• Task brief:
Copy out all lines carrying the word "政策理解题".

• Items listed in a dataset:
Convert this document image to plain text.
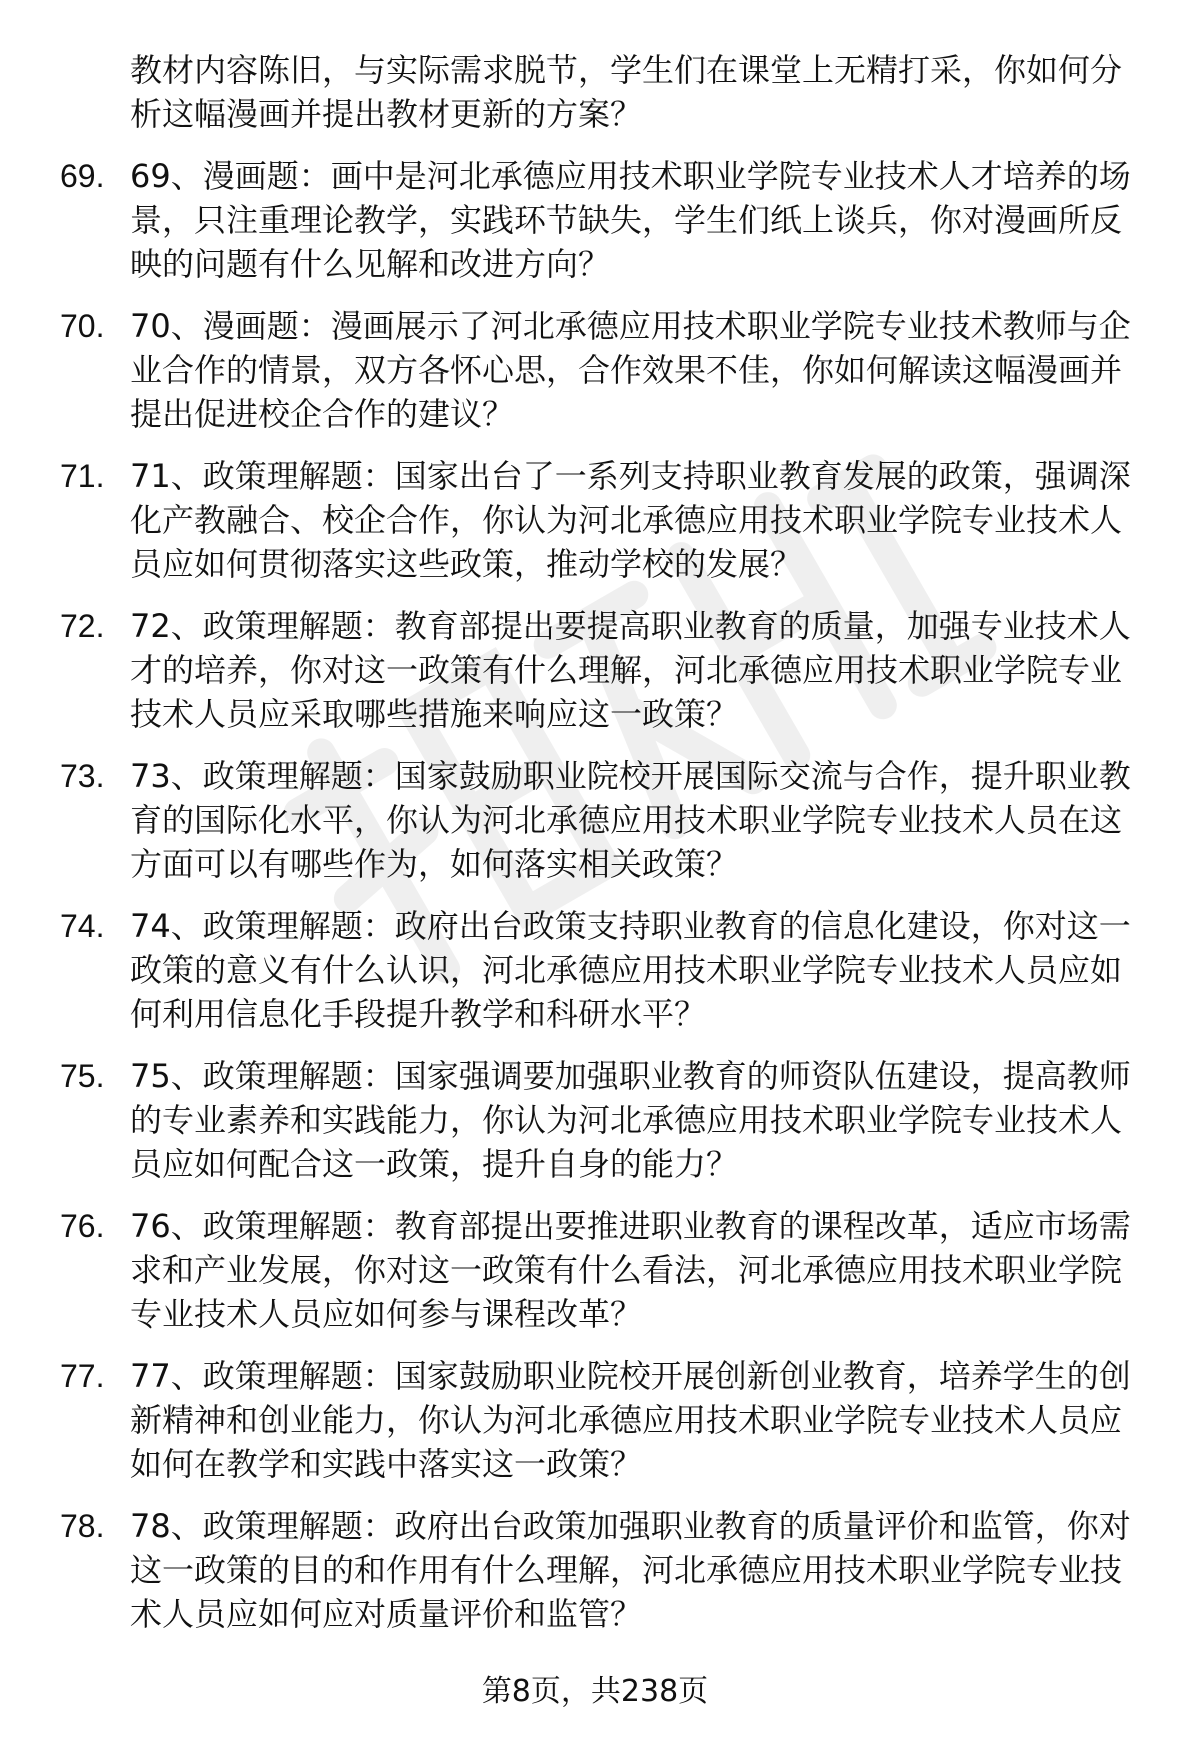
教材内容陈旧，与实际需求脱节，学生们在课堂上无精打采，你如何分析这幅漫画并提出教材更新的方案？

69. 69、漫画题：画中是河北承德应用技术职业学院专业技术人才培养的场景，只注重理论教学，实践环节缺失，学生们纸上谈兵，你对漫画所反映的问题有什么见解和改进方向？
70. 70、漫画题：漫画展示了河北承德应用技术职业学院专业技术教师与企业合作的情景，双方各怀心思，合作效果不佳，你如何解读这幅漫画并提出促进校企合作的建议？
71. 71、政策理解题：国家出台了一系列支持职业教育发展的政策，强调深化产教融合、校企合作，你认为河北承德应用技术职业学院专业技术人员应如何贯彻落实这些政策，推动学校的发展？
72. 72、政策理解题：教育部提出要提高职业教育的质量，加强专业技术人才的培养，你对这一政策有什么理解，河北承德应用技术职业学院专业技术人员应采取哪些措施来响应这一政策？
73. 73、政策理解题：国家鼓励职业院校开展国际交流与合作，提升职业教育的国际化水平，你认为河北承德应用技术职业学院专业技术人员在这方面可以有哪些作为，如何落实相关政策？
74. 74、政策理解题：政府出台政策支持职业教育的信息化建设，你对这一政策的意义有什么认识，河北承德应用技术职业学院专业技术人员应如何利用信息化手段提升教学和科研水平？
75. 75、政策理解题：国家强调要加强职业教育的师资队伍建设，提高教师的专业素养和实践能力，你认为河北承德应用技术职业学院专业技术人员应如何配合这一政策，提升自身的能力？
76. 76、政策理解题：教育部提出要推进职业教育的课程改革，适应市场需求和产业发展，你对这一政策有什么看法，河北承德应用技术职业学院专业技术人员应如何参与课程改革？
77. 77、政策理解题：国家鼓励职业院校开展创新创业教育，培养学生的创新精神和创业能力，你认为河北承德应用技术职业学院专业技术人员应如何在教学和实践中落实这一政策？
78. 78、政策理解题：政府出台政策加强职业教育的质量评价和监管，你对这一政策的目的和作用有什么理解，河北承德应用技术职业学院专业技术人员应如何应对质量评价和监管？
第8页，共238页
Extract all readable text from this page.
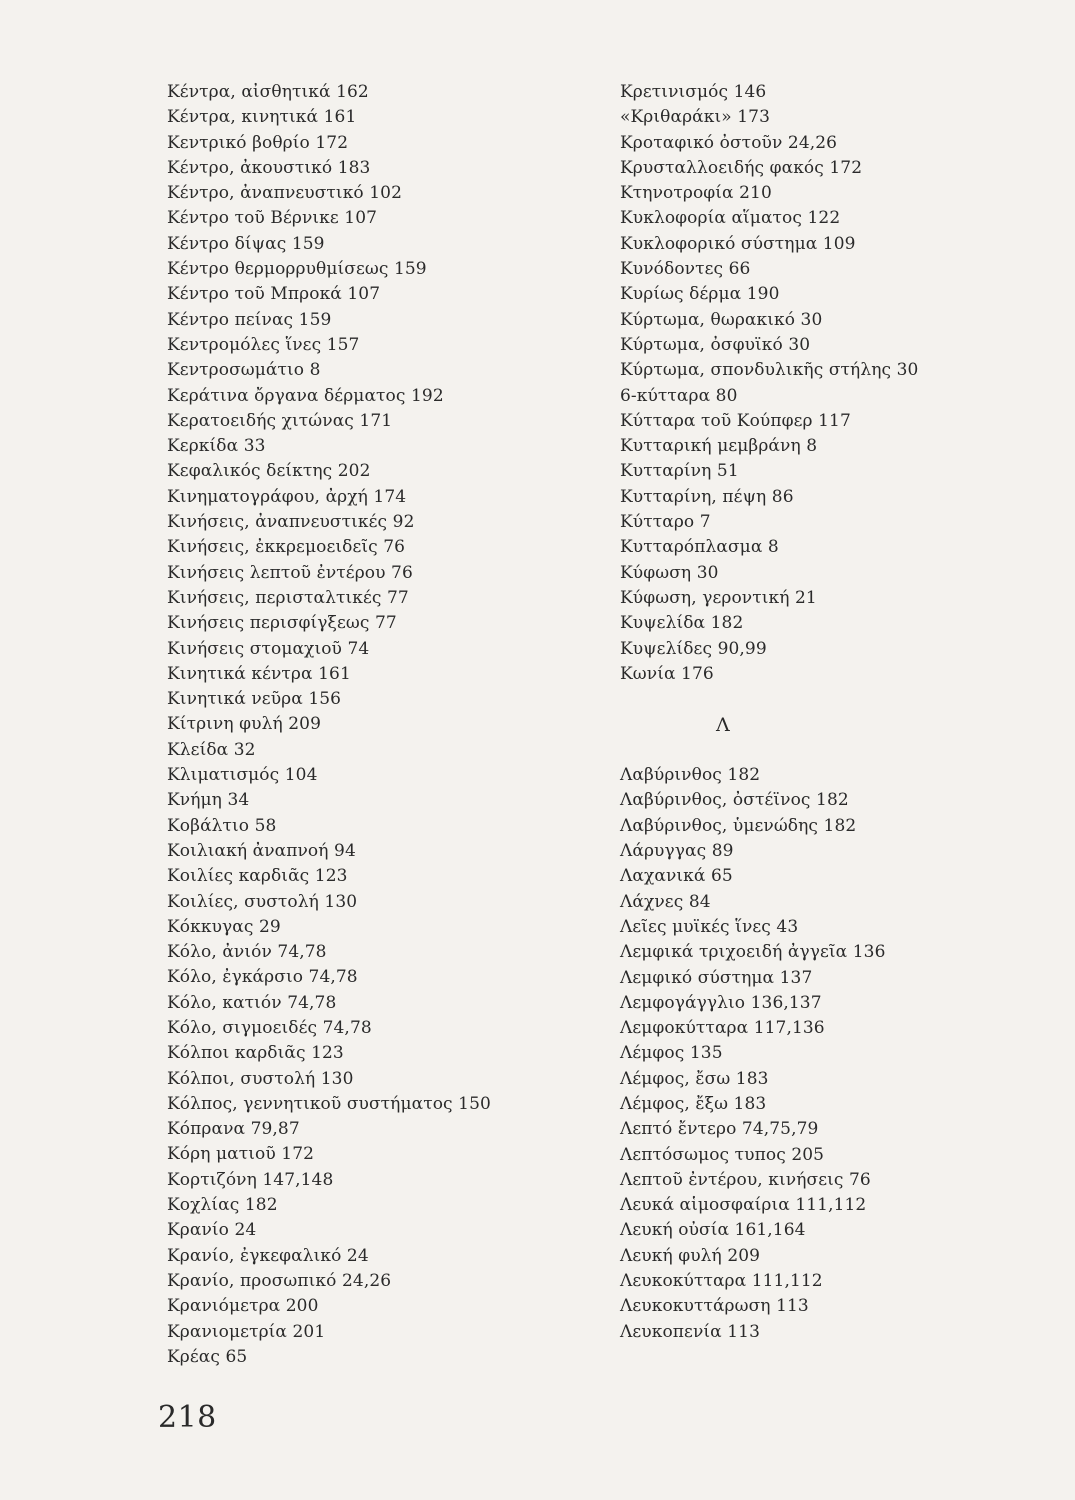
Κέντρα, αἰσθητικά 162
Κέντρα, κινητικά 161
Κεντρικό βοθρίο 172
Κέντρο, ἀκουστικό 183
Κέντρο, ἀναπνευστικό 102
Κέντρο τοῦ Βέρνικε 107
Κέντρο δίψας 159
Κέντρο θερμορρυθμίσεως 159
Κέντρο τοῦ Μπροκά 107
Κέντρο πείνας 159
Κεντρομόλες ἵνες 157
Κεντροσωμάτιο 8
Κεράτινα ὄργανα δέρματος 192
Κερατοειδής χιτώνας 171
Κερκίδα 33
Κεφαλικός δείκτης 202
Κινηματογράφου, ἀρχή 174
Κινήσεις, ἀναπνευστικές 92
Κινήσεις, ἐκκρεμοειδεῖς 76
Κινήσεις λεπτοῦ ἐντέρου 76
Κινήσεις, περισταλτικές 77
Κινήσεις περισφίγξεως 77
Κινήσεις στομαχιοῦ 74
Κινητικά κέντρα 161
Κινητικά νεῦρα 156
Κίτρινη φυλή 209
Κλείδα 32
Κλιματισμός 104
Κνήμη 34
Κοβάλτιο 58
Κοιλιακή ἀναπνοή 94
Κοιλίες καρδιᾶς 123
Κοιλίες, συστολή 130
Κόκκυγας 29
Κόλο, ἀνιόν 74,78
Κόλο, ἐγκάρσιο 74,78
Κόλο, κατιόν 74,78
Κόλο, σιγμοειδές 74,78
Κόλποι καρδιᾶς 123
Κόλποι, συστολή 130
Κόλπος, γεννητικοῦ συστήματος 150
Κόπρανα 79,87
Κόρη ματιοῦ 172
Κορτιζόνη 147,148
Κοχλίας 182
Κρανίο 24
Κρανίο, ἐγκεφαλικό 24
Κρανίο, προσωπικό 24,26
Κρανιόμετρα 200
Κρανιομετρία 201
Κρέας 65
Κρετινισμός 146
«Κριθαράκι» 173
Κροταφικό ὀστοῦν 24,26
Κρυσταλλοειδής φακός 172
Κτηνοτροφία 210
Κυκλοφορία αἵματος 122
Κυκλοφορικό σύστημα 109
Κυνόδοντες 66
Κυρίως δέρμα 190
Κύρτωμα, θωρακικό 30
Κύρτωμα, ὀσφυϊκό 30
Κύρτωμα, σπονδυλικῆς στήλης 30
6-κύτταρα 80
Κύτταρα τοῦ Κούπφερ 117
Κυτταρική μεμβράνη 8
Κυτταρίνη 51
Κυτταρίνη, πέψη 86
Κύτταρο 7
Κυτταρόπλασμα 8
Κύφωση 30
Κύφωση, γεροντική 21
Κυψελίδα 182
Κυψελίδες 90,99
Κωνία 176
Λ
Λαβύρινθος 182
Λαβύρινθος, ὀστέϊνος 182
Λαβύρινθος, ὑμενώδης 182
Λάρυγγας 89
Λαχανικά 65
Λάχνες 84
Λεῖες μυϊκές ἵνες 43
Λεμφικά τριχοειδή ἀγγεῖα 136
Λεμφικό σύστημα 137
Λεμφογάγγλιο 136,137
Λεμφοκύτταρα 117,136
Λέμφος 135
Λέμφος, ἔσω 183
Λέμφος, ἔξω 183
Λεπτό ἔντερο 74,75,79
Λεπτόσωμος τυπος 205
Λεπτοῦ ἐντέρου, κινήσεις 76
Λευκά αἱμοσφαίρια 111,112
Λευκή οὐσία 161,164
Λευκή φυλή 209
Λευκοκύτταρα 111,112
Λευκοκυττάρωση 113
Λευκοπενία 113
218
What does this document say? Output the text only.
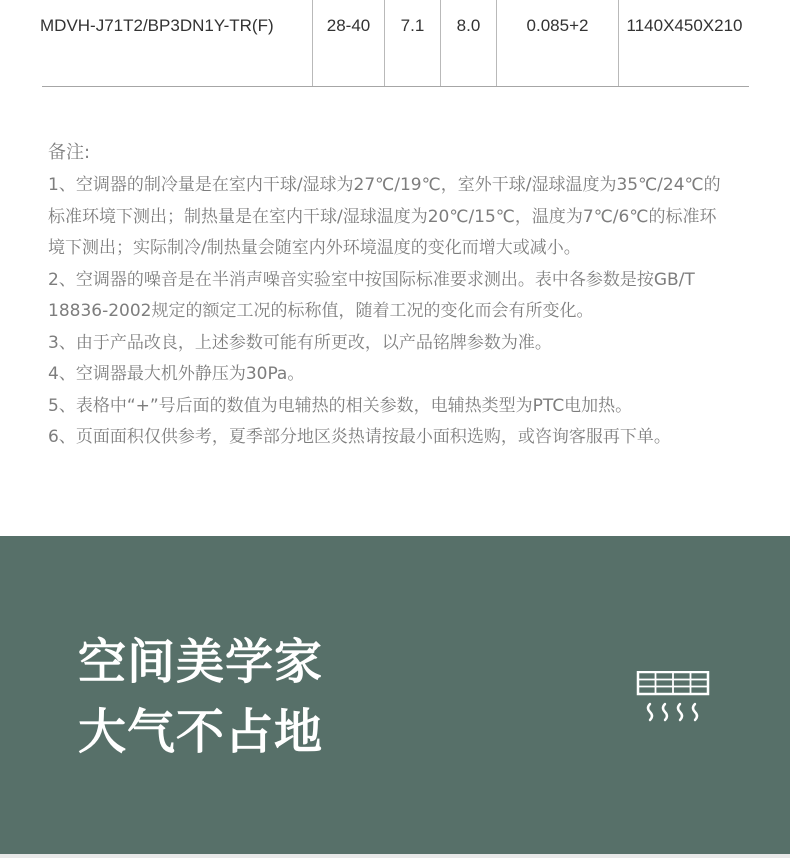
MDVH-J71T2/BP3DN1Y-TR(F)	28-40	7.1	8.0	0.085+2	1140X450X210
备注:
1、空调器的制冷量是在室内干球/湿球为27℃/19℃，室外干球/湿球温度为35℃/24℃的
标准环境下测出；制热量是在室内干球/湿球温度为20℃/15℃，温度为7℃/6℃的标准环
境下测出；实际制冷/制热量会随室内外环境温度的变化而增大或减小。
2、空调器的噪音是在半消声噪音实验室中按国际标准要求测出。表中各参数是按GB/T
18836-2002规定的额定工况的标称值，随着工况的变化而会有所变化。
3、由于产品改良，上述参数可能有所更改，以产品铭牌参数为准。
4、空调器最大机外静压为30Pa。
5、表格中“+”号后面的数值为电辅热的相关参数，电辅热类型为PTC电加热。
6、页面面积仅供参考，夏季部分地区炎热请按最小面积选购，或咨询客服再下单。
空间美学家
大气不占地
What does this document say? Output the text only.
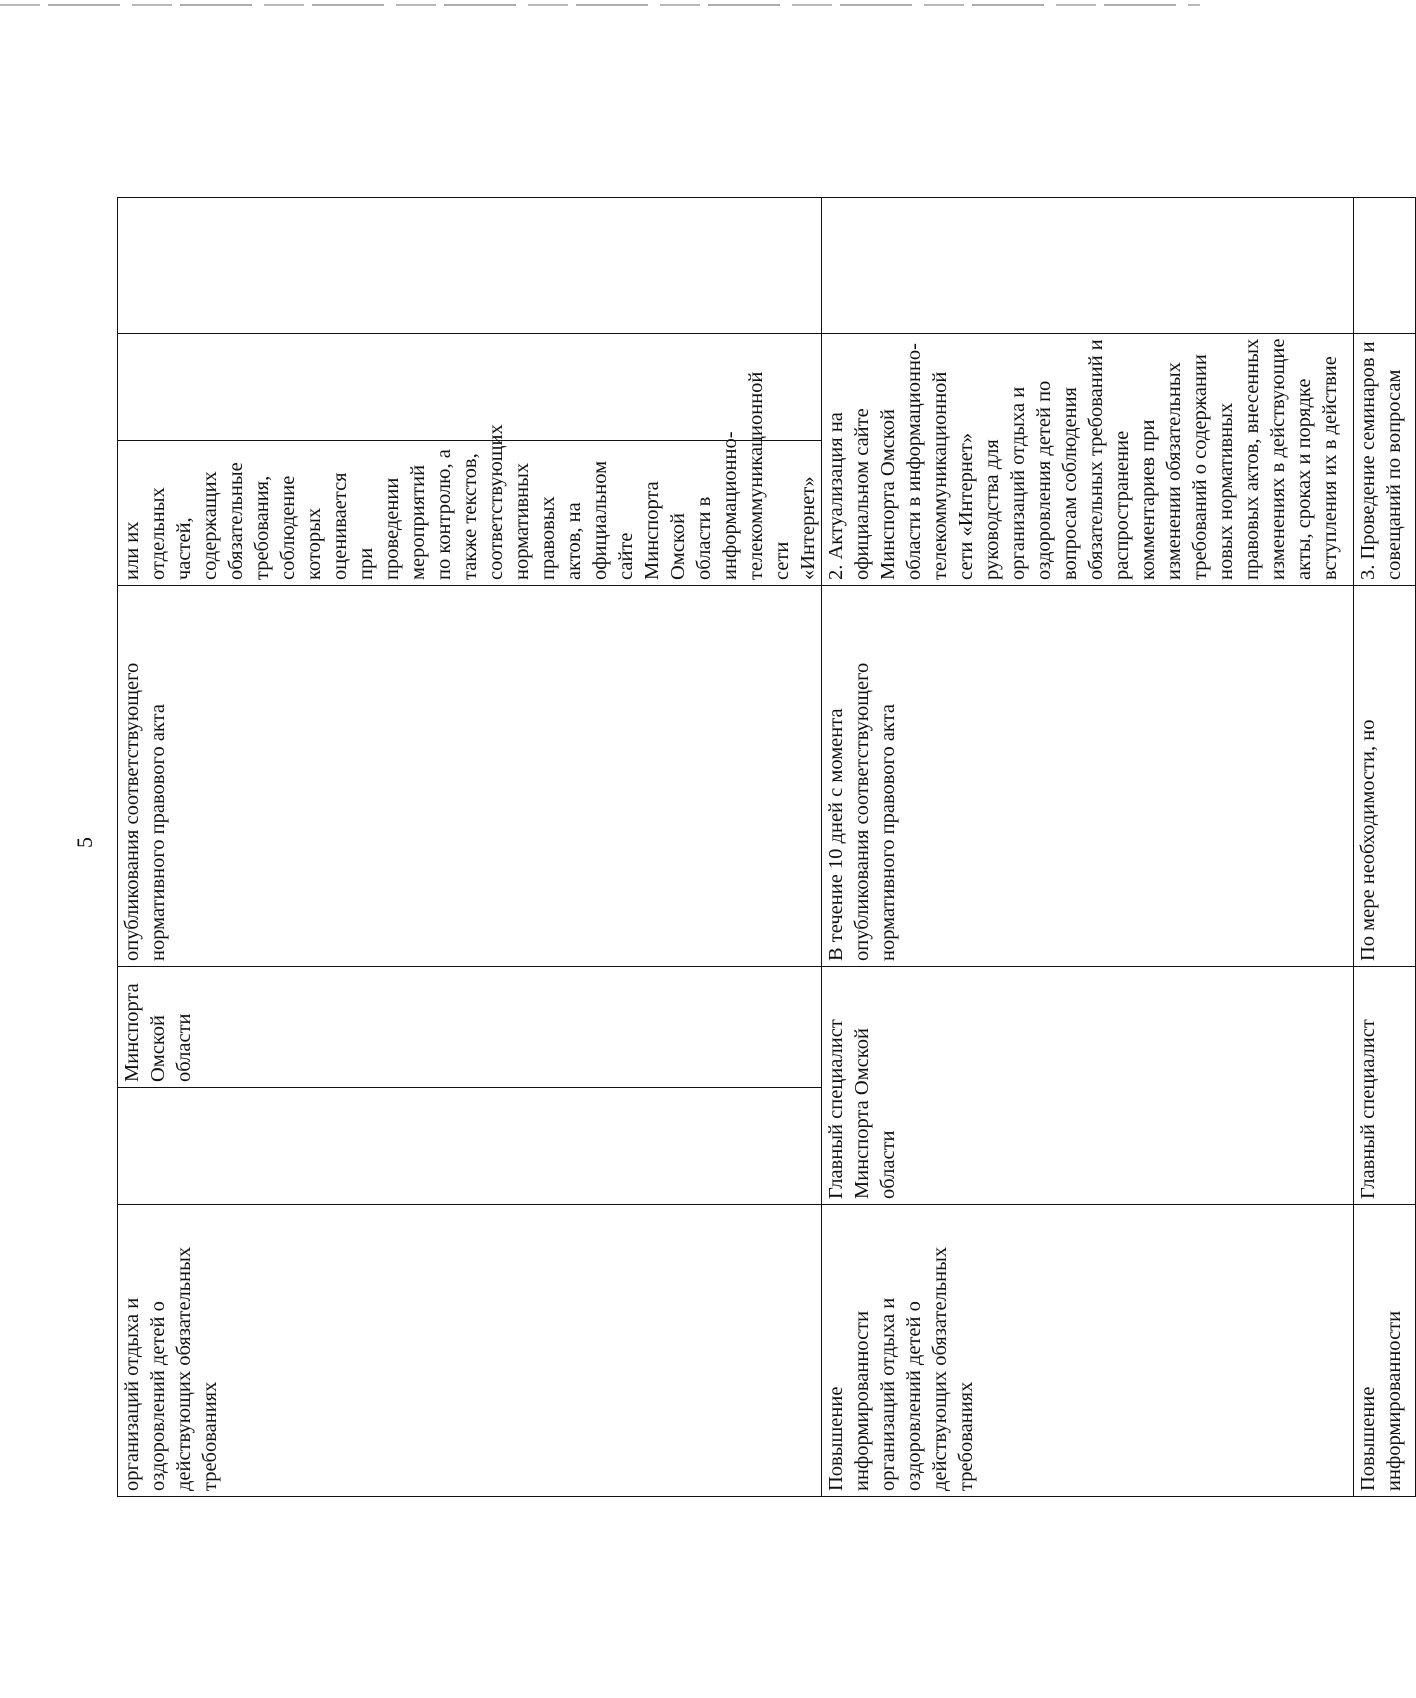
5
организаций отдыха и оздоровлений детей о действующих обязательных требованиях		Минспорта Омской области	опубликования соответствующего нормативного правового акта	или их отдельных частей, содержащих обязательные требования, соблюдение которых оценивается при проведении мероприятий по контролю, а также текстов, соответствующих нормативных правовых актов, на официальном сайте Минспорта Омской области в информационно-телекоммуникационной сети «Интернет»		
Повышение информированности организаций отдыха и оздоровлений детей о действующих обязательных требованиях	Главный специалист Минспорта Омской области		В течение 10 дней с момента опубликования соответствующего нормативного правового акта	2. Актуализация на официальном сайте Минспорта Омской области в информационно-телекоммуникационной сети «Интернет» руководства для организаций отдыха и оздоровления детей по вопросам соблюдения обязательных требований и распространение комментариев при изменении обязательных требований о содержании новых нормативных правовых актов, внесенных изменениях в действующие акты, сроках и порядке вступления их в действие		
Повышение информированности	Главный специалист		По мере необходимости, но	3. Проведение семинаров и совещаний по вопросам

• Reply to the task:
71. 71、政策理解题：国家出台了一系列支持职业教育发展的政策，强调深化产教融合、校企合作，你认为河北承德应用技术职业学院专业技术人员应如何贯彻落实这些政策，推动学校的发展？
72. 72、政策理解题：教育部提出要提高职业教育的质量，加强专业技术人才的培养，你对这一政策有什么理解，河北承德应用技术职业学院专业技术人员应采取哪些措施来响应这一政策？
73. 73、政策理解题：国家鼓励职业院校开展国际交流与合作，提升职业教育的国际化水平，你认为河北承德应用技术职业学院专业技术人员在这方面可以有哪些作为，如何落实相关政策？
74. 74、政策理解题：政府出台政策支持职业教育的信息化建设，你对这一政策的意义有什么认识，河北承德应用技术职业学院专业技术人员应如何利用信息化手段提升教学和科研水平？
75. 75、政策理解题：国家强调要加强职业教育的师资队伍建设，提高教师的专业素养和实践能力，你认为河北承德应用技术职业学院专业技术人员应如何配合这一政策，提升自身的能力？
76. 76、政策理解题：教育部提出要推进职业教育的课程改革，适应市场需求和产业发展，你对这一政策有什么看法，河北承德应用技术职业学院专业技术人员应如何参与课程改革？
77. 77、政策理解题：国家鼓励职业院校开展创新创业教育，培养学生的创新精神和创业能力，你认为河北承德应用技术职业学院专业技术人员应如何在教学和实践中落实这一政策？
78. 78、政策理解题：政府出台政策加强职业教育的质量评价和监管，你对这一政策的目的和作用有什么理解，河北承德应用技术职业学院专业技术人员应如何应对质量评价和监管？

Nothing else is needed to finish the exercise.